### [Set problem]
Report how many lines of the records below include the word "моменту". Give nothing but the number.

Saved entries
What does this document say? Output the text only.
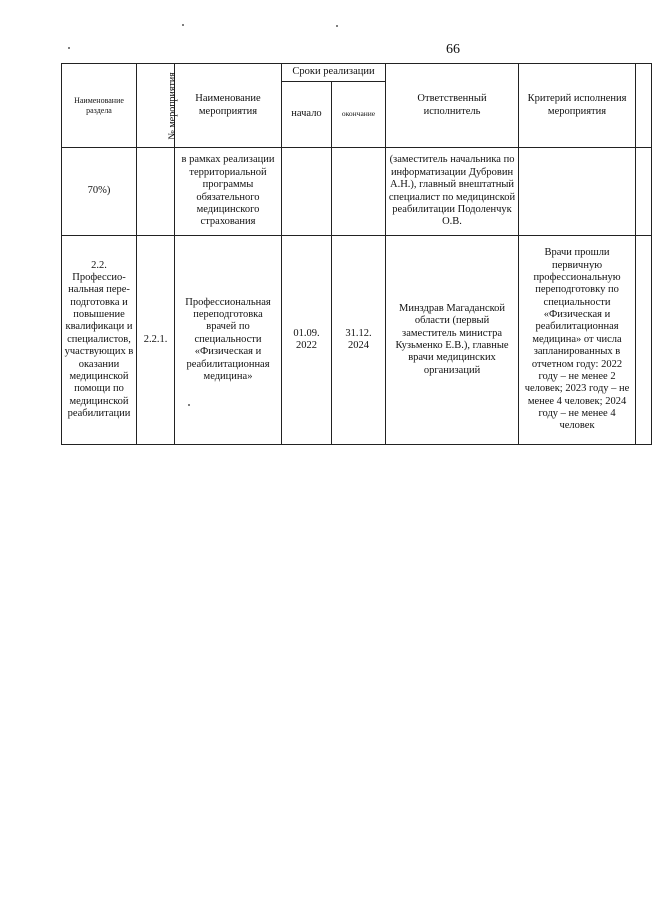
66
Наименование раздела	№ мероприятия	Наименование мероприятия	Сроки реализации		Ответственный исполнитель	Критерий исполнения мероприятия	
			начало	окончание			
70%)		в рамках реализации территориальной программы обязательного медицинского страхования			(заместитель начальника по информатизации Дубровин А.Н.), главный внештатный специалист по медицинской реабилитации Подоленчук О.В.		
2.2. Профессио-нальная пере-подготовка и повышение квалификаци и специалистов, участвующих в оказании медицинской помощи по медицинской реабилитации	2.2.1.	Профессиональная переподготовка врачей по специальности «Физическая и реабилитационная медицина»	01.09. 2022	31.12. 2024	Минздрав Магаданской области (первый заместитель министра Кузьменко Е.В.), главные врачи медицинских организаций	Врачи прошли первичную профессиональную переподготовку по специальности «Физическая и реабилитационная медицина» от числа запланированных в отчетном году: 2022 году – не менее 2 человек; 2023 году – не менее 4 человек; 2024 году – не менее 4 человек	
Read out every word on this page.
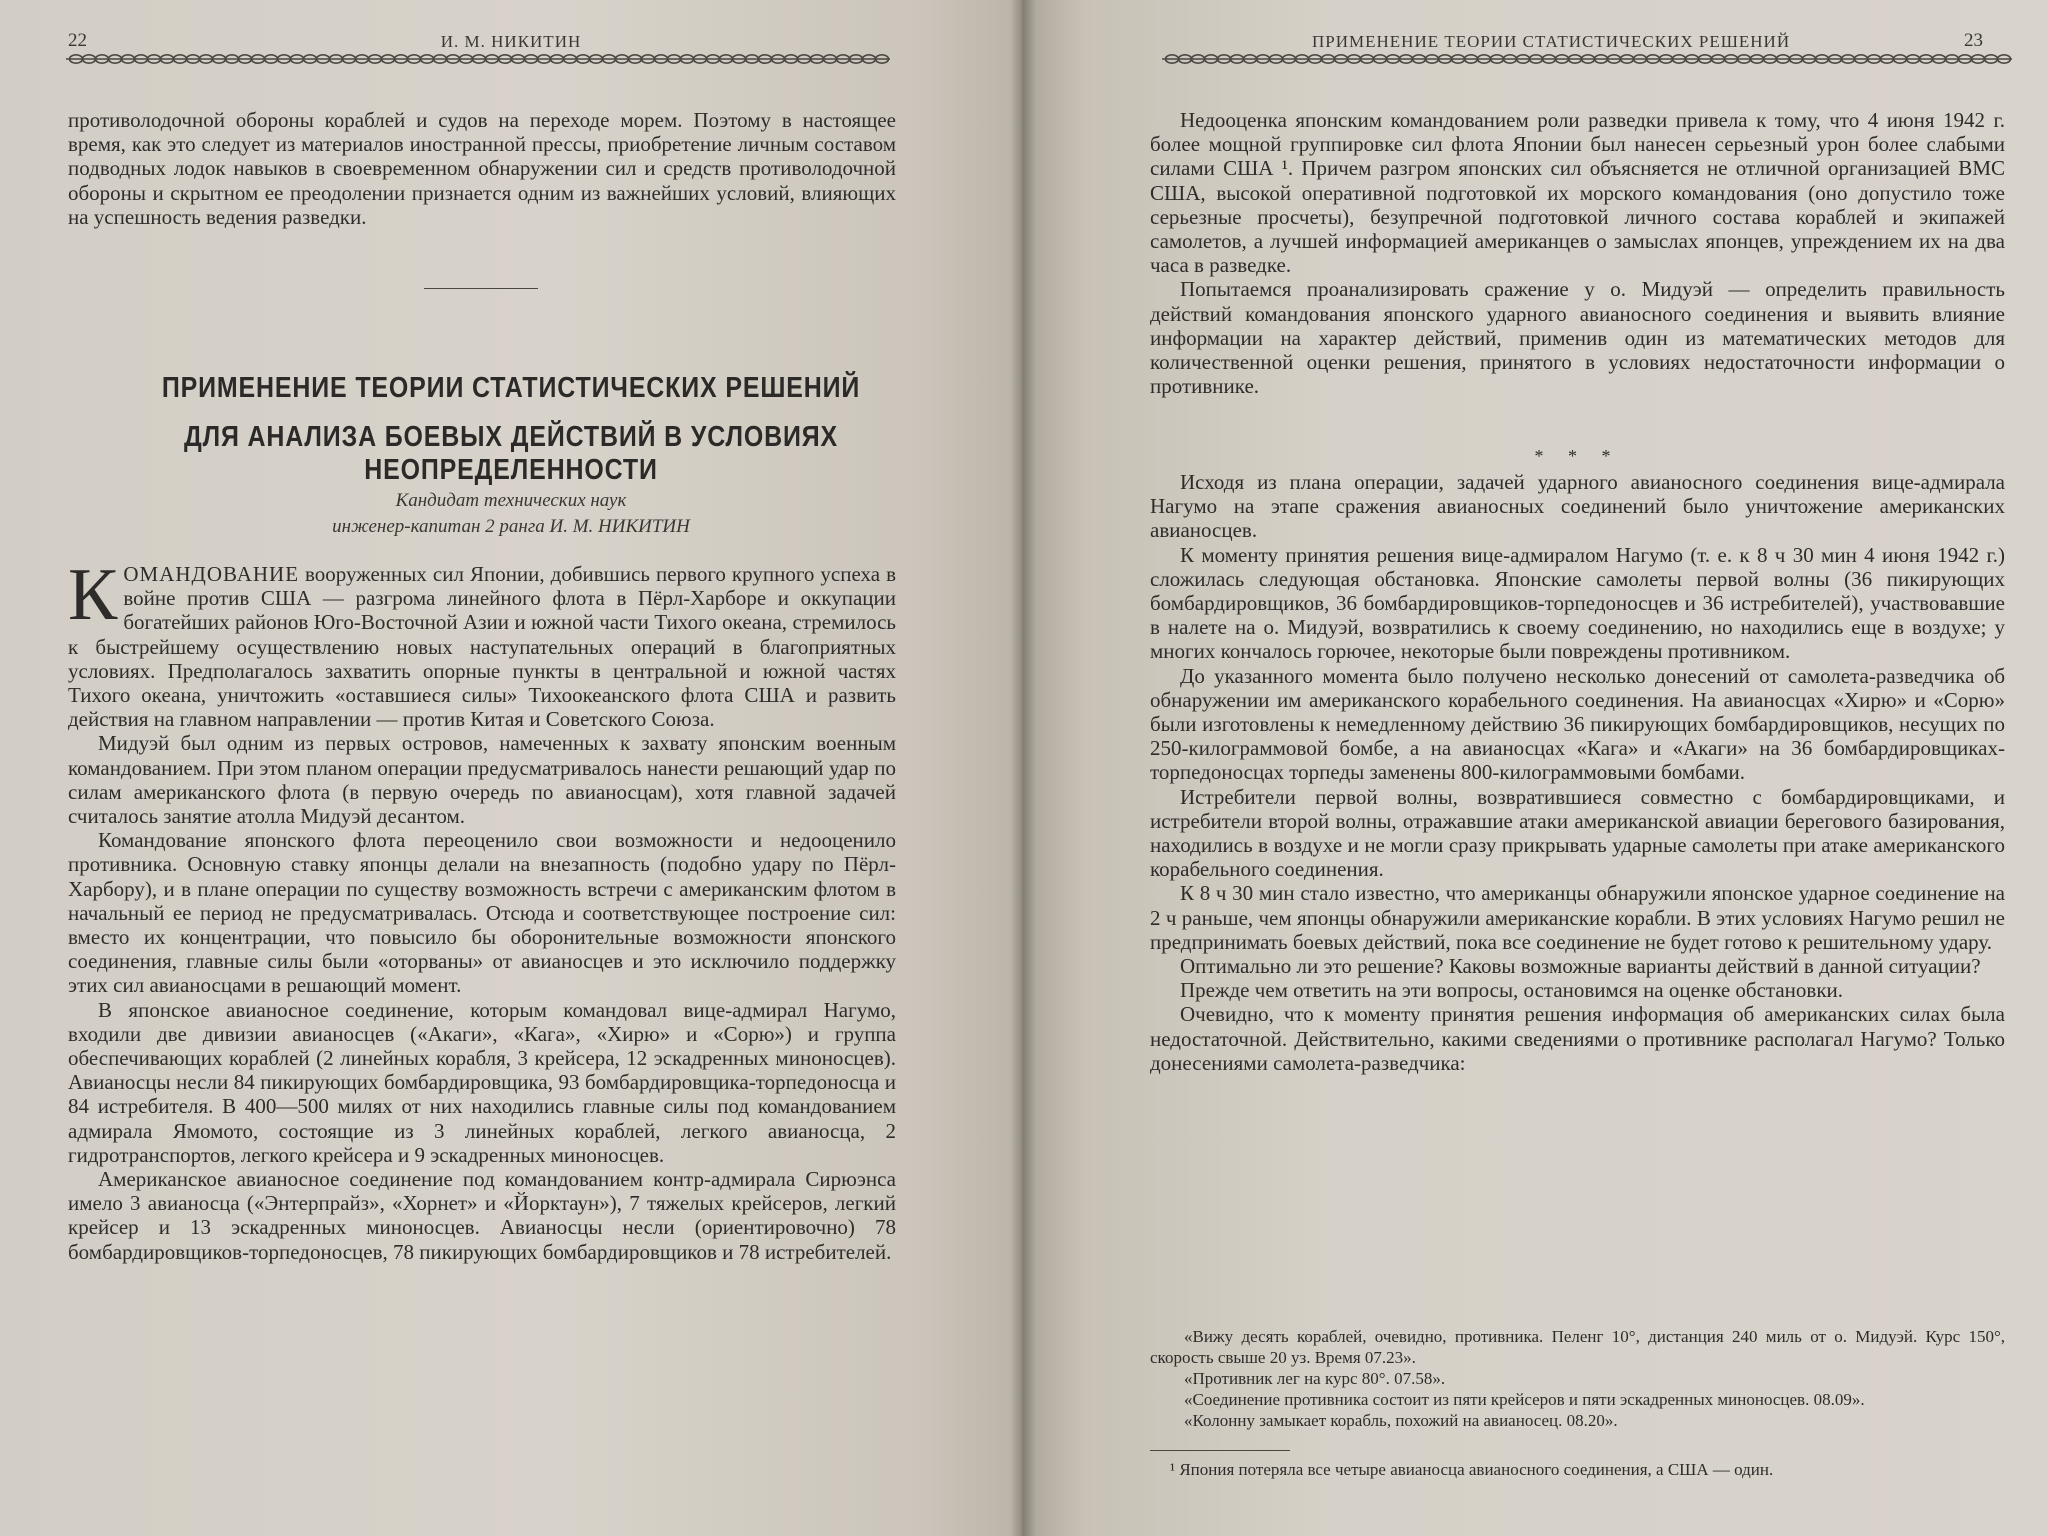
22	И. М. НИКИТИН

противолодочной обороны кораблей и судов на переходе морем. Поэтому в настоящее время, как это следует из материалов иностранной прессы, приобретение личным составом подводных лодок навыков в своевременном обнаружении сил и средств противолодочной обороны и скрытном ее преодолении признается одним из важнейших условий, влияющих на успешность ведения разведки.

ПРИМЕНЕНИЕ ТЕОРИИ СТАТИСТИЧЕСКИХ РЕШЕНИЙ
ДЛЯ АНАЛИЗА БОЕВЫХ ДЕЙСТВИЙ В УСЛОВИЯХ НЕОПРЕДЕЛЕННОСТИ
Кандидат технических наук
инженер-капитан 2 ранга И. М. НИКИТИН

КОМАНДОВАНИЕ вооруженных сил Японии, добившись первого крупного успеха в войне против США — разгрома линейного флота в Пёрл-Харборе и оккупации богатейших районов Юго-Восточной Азии и южной части Тихого океана, стремилось к быстрейшему осуществлению новых наступательных операций в благоприятных условиях. Предполагалось захватить опорные пункты в центральной и южной частях Тихого океана, уничтожить «оставшиеся силы» Тихоокеанского флота США и развить действия на главном направлении — против Китая и Советского Союза.

Мидуэй был одним из первых островов, намеченных к захвату японским военным командованием. При этом планом операции предусматривалось нанести решающий удар по силам американского флота (в первую очередь по авианосцам), хотя главной задачей считалось занятие атолла Мидуэй десантом.

Командование японского флота переоценило свои возможности и недооценило противника. Основную ставку японцы делали на внезапность (подобно удару по Пёрл-Харбору), и в плане операции по существу возможность встречи с американским флотом в начальный ее период не предусматривалась. Отсюда и соответствующее построение сил: вместо их концентрации, что повысило бы оборонительные возможности японского соединения, главные силы были «оторваны» от авианосцев и это исключило поддержку этих сил авианосцами в решающий момент.

В японское авианосное соединение, которым командовал вице-адмирал Нагумо, входили две дивизии авианосцев («Акаги», «Кага», «Хирю» и «Сорю») и группа обеспечивающих кораблей (2 линейных корабля, 3 крейсера, 12 эскадренных миноносцев). Авианосцы несли 84 пикирующих бомбардировщика, 93 бомбардировщика-торпедоносца и 84 истребителя. В 400—500 милях от них находились главные силы под командованием адмирала Ямомото, состоящие из 3 линейных кораблей, легкого авианосца, 2 гидротранспортов, легкого крейсера и 9 эскадренных миноносцев.

Американское авианосное соединение под командованием контр-адмирала Сирюэнса имело 3 авианосца («Энтерпрайз», «Хорнет» и «Йорктаун»), 7 тяжелых крейсеров, легкий крейсер и 13 эскадренных миноносцев. Авианосцы несли (ориентировочно) 78 бомбардировщиков-торпедоносцев, 78 пикирующих бомбардировщиков и 78 истребителей.

ПРИМЕНЕНИЕ ТЕОРИИ СТАТИСТИЧЕСКИХ РЕШЕНИЙ	23

Недооценка японским командованием роли разведки привела к тому, что 4 июня 1942 г. более мощной группировке сил флота Японии был нанесен серьезный урон более слабыми силами США ¹. Причем разгром японских сил объясняется не отличной организацией ВМС США, высокой оперативной подготовкой их морского командования (оно допустило тоже серьезные просчеты), безупречной подготовкой личного состава кораблей и экипажей самолетов, а лучшей информацией американцев о замыслах японцев, упреждением их на два часа в разведке.

Попытаемся проанализировать сражение у о. Мидуэй — определить правильность действий командования японского ударного авианосного соединения и выявить влияние информации на характер действий, применив один из математических методов для количественной оценки решения, принятого в условиях недостаточности информации о противнике.

* * *

Исходя из плана операции, задачей ударного авианосного соединения вице-адмирала Нагумо на этапе сражения авианосных соединений было уничтожение американских авианосцев.

К моменту принятия решения вице-адмиралом Нагумо (т. е. к 8 ч 30 мин 4 июня 1942 г.) сложилась следующая обстановка. Японские самолеты первой волны (36 пикирующих бомбардировщиков, 36 бомбардировщиков-торпедоносцев и 36 истребителей), участвовавшие в налете на о. Мидуэй, возвратились к своему соединению, но находились еще в воздухе; у многих кончалось горючее, некоторые были повреждены противником.

До указанного момента было получено несколько донесений от самолета-разведчика об обнаружении им американского корабельного соединения. На авианосцах «Хирю» и «Сорю» были изготовлены к немедленному действию 36 пикирующих бомбардировщиков, несущих по 250-килограммовой бомбе, а на авианосцах «Кага» и «Акаги» на 36 бомбардировщиках-торпедоносцах торпеды заменены 800-килограммовыми бомбами.

Истребители первой волны, возвратившиеся совместно с бомбардировщиками, и истребители второй волны, отражавшие атаки американской авиации берегового базирования, находились в воздухе и не могли сразу прикрывать ударные самолеты при атаке американского корабельного соединения.

К 8 ч 30 мин стало известно, что американцы обнаружили японское ударное соединение на 2 ч раньше, чем японцы обнаружили американские корабли. В этих условиях Нагумо решил не предпринимать боевых действий, пока все соединение не будет готово к решительному удару.

Оптимально ли это решение? Каковы возможные варианты действий в данной ситуации?

Прежде чем ответить на эти вопросы, остановимся на оценке обстановки.

Очевидно, что к моменту принятия решения информация об американских силах была недостаточной. Действительно, какими сведениями о противнике располагал Нагумо? Только донесениями самолета-разведчика:

«Вижу десять кораблей, очевидно, противника. Пеленг 10°, дистанция 240 миль от о. Мидуэй. Курс 150°, скорость свыше 20 уз. Время 07.23».

«Противник лег на курс 80°. 07.58».

«Соединение противника состоит из пяти крейсеров и пяти эскадренных миноносцев. 08.09».

«Колонну замыкает корабль, похожий на авианосец. 08.20».

¹ Япония потеряла все четыре авианосца авианосного соединения, а США — один.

### [Correct result]
2